## RECORDED DATA
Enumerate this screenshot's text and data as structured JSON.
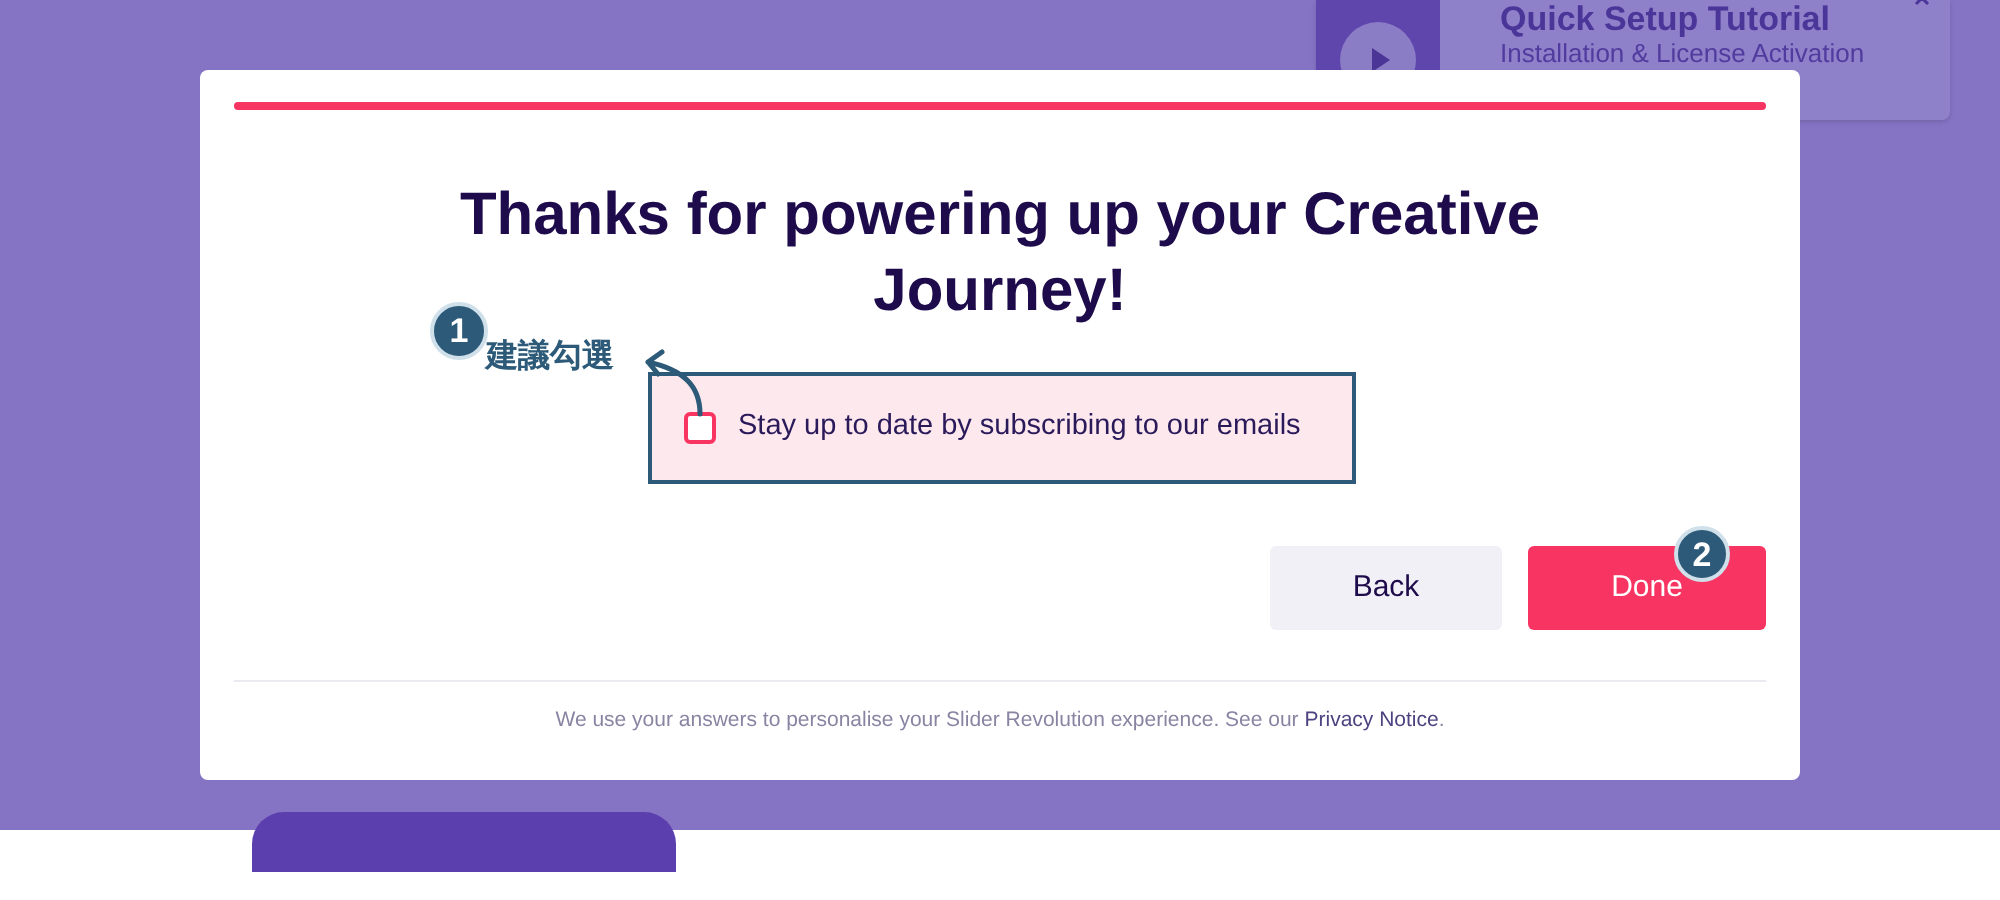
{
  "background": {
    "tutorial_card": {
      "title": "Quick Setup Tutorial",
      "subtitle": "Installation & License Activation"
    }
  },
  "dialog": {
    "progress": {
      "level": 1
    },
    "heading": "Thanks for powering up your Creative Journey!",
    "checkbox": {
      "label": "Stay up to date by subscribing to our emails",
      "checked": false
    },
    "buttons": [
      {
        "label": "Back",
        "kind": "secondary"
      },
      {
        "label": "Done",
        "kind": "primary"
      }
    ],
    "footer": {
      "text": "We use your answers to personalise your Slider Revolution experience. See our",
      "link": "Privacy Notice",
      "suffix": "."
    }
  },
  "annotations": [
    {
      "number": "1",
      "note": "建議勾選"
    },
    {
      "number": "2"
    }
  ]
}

## TO DO
Restate the whole of the material word for word without the pictures.

## WRITTEN RESPONSE
Enumerate this screenshot's text and data as structured JSON.
{
  "background": {
    "tutorial_card": {
      "title": "Quick Setup Tutorial",
      "subtitle": "Installation & License Activation"
    }
  },
  "dialog": {
    "progress": {
      "level": 1
    },
    "heading": "Thanks for powering up your Creative Journey!",
    "checkbox": {
      "label": "Stay up to date by subscribing to our emails",
      "checked": false
    },
    "buttons": [
      {
        "label": "Back",
        "kind": "secondary"
      },
      {
        "label": "Done",
        "kind": "primary"
      }
    ],
    "footer": {
      "text": "We use your answers to personalise your Slider Revolution experience. See our",
      "link": "Privacy Notice",
      "suffix": "."
    }
  },
  "annotations": [
    {
      "number": "1",
      "note": "建議勾選"
    },
    {
      "number": "2"
    }
  ]
}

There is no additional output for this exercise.